▶ Aim
Pull out every line from the listing that has the word "RESEARCH".

▶ Data lines
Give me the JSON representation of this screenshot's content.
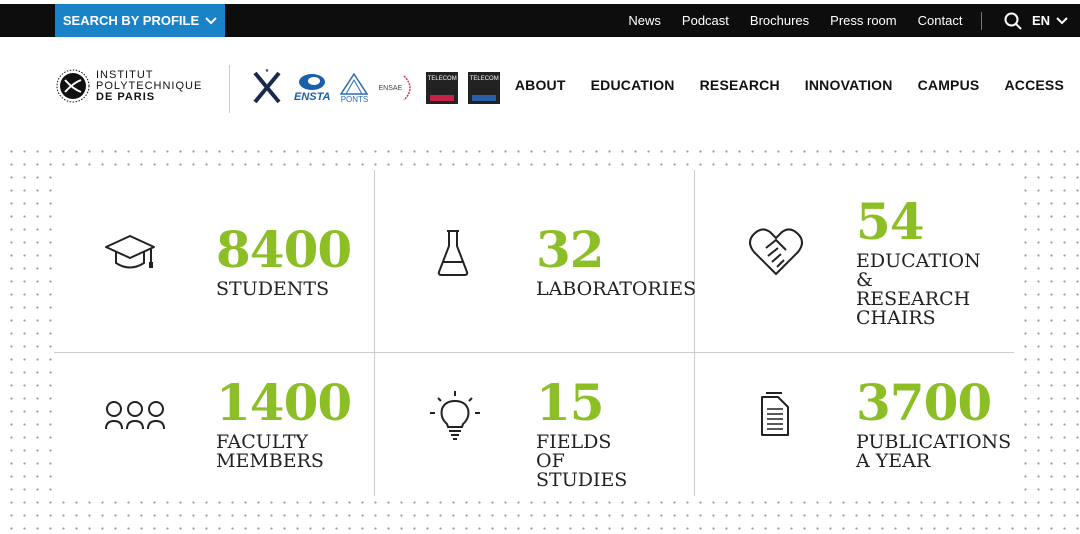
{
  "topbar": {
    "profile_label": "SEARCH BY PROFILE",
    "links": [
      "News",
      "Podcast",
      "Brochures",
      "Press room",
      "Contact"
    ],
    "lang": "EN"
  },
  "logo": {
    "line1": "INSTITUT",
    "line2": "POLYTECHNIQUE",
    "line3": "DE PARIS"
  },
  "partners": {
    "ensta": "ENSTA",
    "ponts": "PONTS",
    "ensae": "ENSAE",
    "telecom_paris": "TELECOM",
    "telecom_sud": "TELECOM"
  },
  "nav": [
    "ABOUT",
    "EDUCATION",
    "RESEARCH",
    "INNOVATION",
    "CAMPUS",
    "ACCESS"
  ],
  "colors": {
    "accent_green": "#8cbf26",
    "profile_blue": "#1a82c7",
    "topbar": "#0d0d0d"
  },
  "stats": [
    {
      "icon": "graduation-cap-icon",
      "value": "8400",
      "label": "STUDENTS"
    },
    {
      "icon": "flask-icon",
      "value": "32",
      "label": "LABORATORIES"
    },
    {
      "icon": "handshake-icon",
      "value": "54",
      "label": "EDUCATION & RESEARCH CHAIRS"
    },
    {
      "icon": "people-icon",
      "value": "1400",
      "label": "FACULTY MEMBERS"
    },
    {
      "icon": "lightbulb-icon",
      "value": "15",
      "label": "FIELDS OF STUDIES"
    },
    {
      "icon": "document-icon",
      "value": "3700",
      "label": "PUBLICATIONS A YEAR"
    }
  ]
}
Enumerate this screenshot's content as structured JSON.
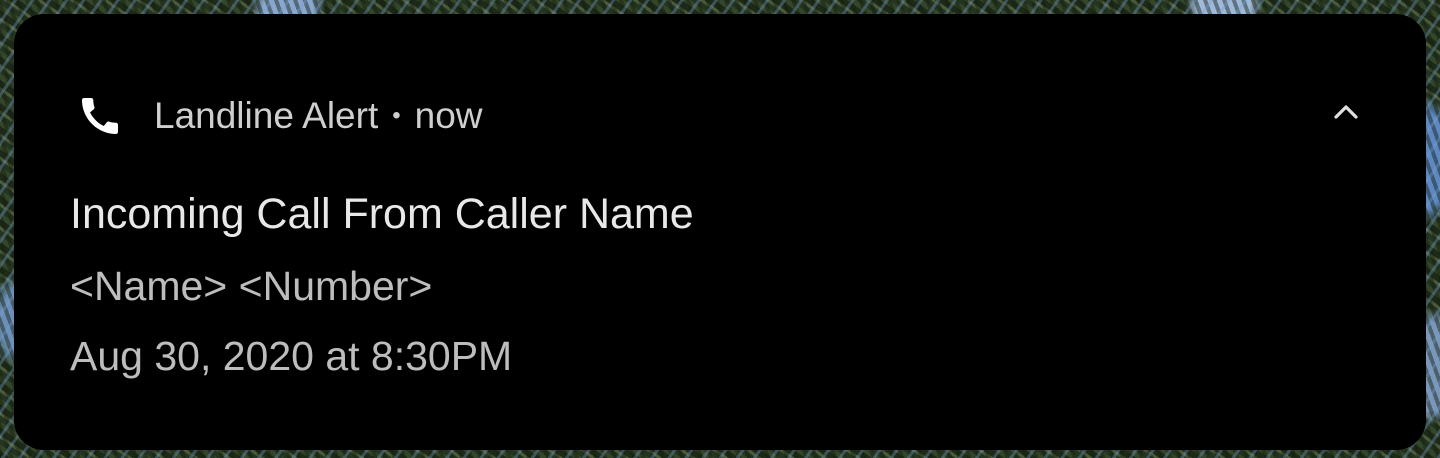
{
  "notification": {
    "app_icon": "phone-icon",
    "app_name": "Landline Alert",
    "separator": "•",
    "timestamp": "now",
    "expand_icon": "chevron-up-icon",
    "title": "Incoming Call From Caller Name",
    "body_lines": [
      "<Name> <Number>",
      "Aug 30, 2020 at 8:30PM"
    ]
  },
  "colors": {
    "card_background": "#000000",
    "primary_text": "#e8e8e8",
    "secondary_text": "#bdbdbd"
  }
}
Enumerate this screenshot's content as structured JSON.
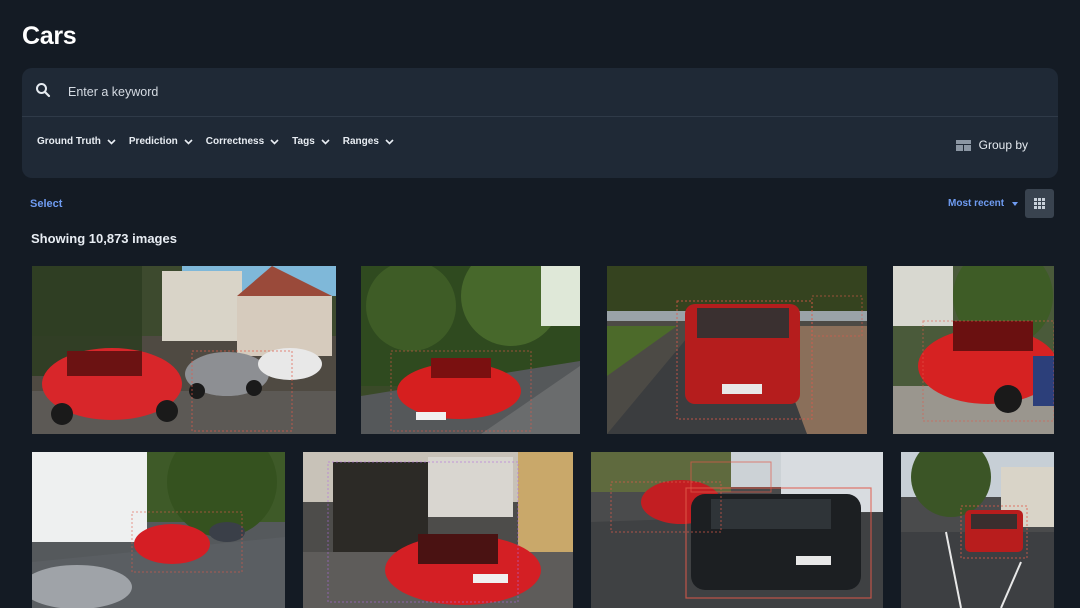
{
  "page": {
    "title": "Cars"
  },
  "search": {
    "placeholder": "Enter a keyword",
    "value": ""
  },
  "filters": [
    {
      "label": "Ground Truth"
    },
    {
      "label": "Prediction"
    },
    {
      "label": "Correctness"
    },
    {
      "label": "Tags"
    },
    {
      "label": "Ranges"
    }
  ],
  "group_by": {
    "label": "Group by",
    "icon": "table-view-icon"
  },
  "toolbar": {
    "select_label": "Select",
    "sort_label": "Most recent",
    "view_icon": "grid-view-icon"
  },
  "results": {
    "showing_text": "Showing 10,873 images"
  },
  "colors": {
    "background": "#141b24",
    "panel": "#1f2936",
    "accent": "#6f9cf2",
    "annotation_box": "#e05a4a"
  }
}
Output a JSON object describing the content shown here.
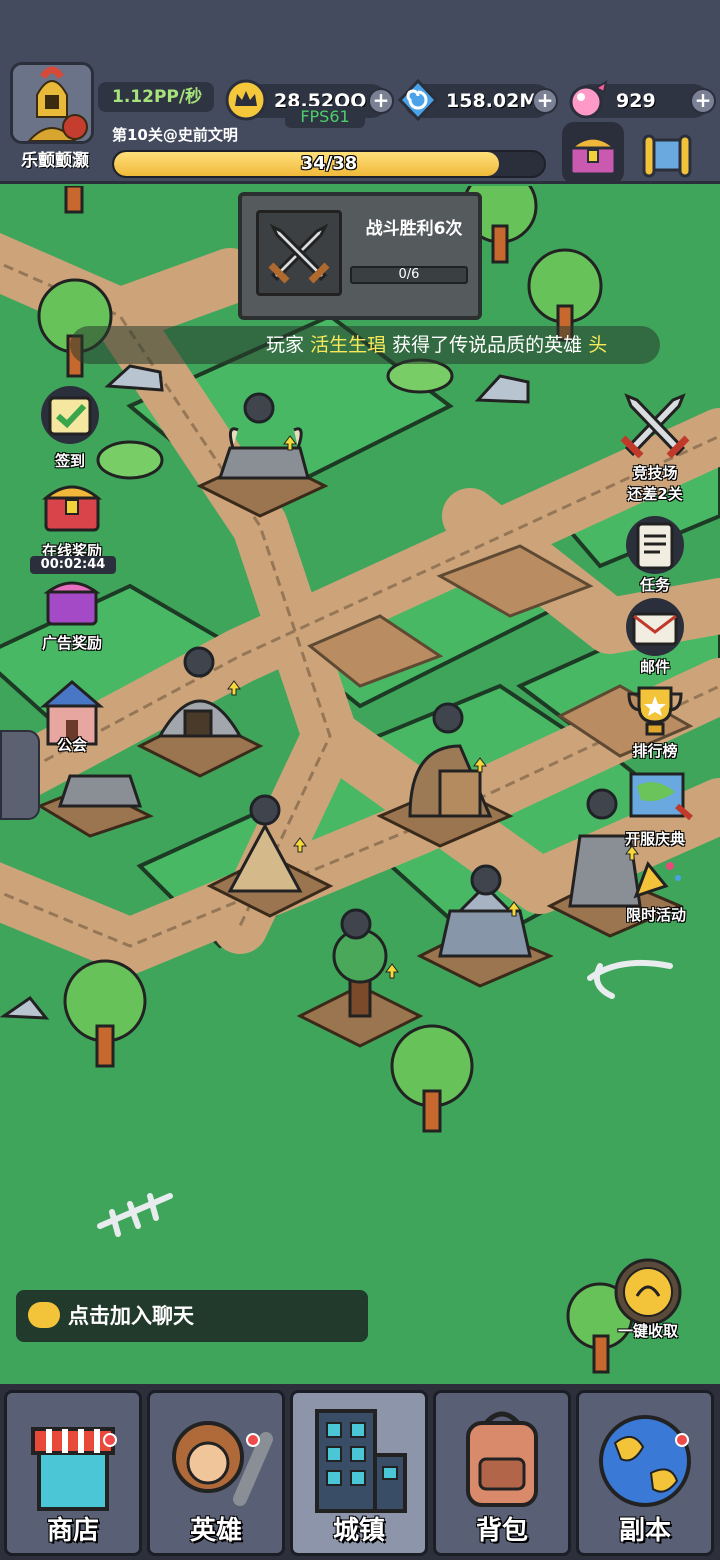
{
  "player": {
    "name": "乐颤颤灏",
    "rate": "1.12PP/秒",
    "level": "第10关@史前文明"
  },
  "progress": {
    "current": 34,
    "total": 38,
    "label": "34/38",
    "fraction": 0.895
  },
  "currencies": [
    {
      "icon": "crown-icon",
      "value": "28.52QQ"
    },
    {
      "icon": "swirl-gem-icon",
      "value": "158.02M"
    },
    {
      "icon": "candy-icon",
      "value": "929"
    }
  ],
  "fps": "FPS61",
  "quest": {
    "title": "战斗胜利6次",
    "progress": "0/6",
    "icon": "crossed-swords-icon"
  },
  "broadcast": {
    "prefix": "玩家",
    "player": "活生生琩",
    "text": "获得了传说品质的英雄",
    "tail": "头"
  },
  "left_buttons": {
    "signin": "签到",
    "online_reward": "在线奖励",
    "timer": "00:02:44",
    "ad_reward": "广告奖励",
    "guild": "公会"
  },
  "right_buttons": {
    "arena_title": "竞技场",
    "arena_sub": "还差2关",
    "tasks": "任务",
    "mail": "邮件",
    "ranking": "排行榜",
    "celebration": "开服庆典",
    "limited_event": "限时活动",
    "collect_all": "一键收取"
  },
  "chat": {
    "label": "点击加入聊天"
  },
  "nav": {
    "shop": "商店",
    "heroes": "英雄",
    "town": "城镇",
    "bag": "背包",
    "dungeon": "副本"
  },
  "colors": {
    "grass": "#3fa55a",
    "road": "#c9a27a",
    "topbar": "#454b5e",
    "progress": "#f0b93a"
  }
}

▶ Exercise result
    "RESEARCH",
      "label": "EDUCATION & RESEARCH CHAIRS"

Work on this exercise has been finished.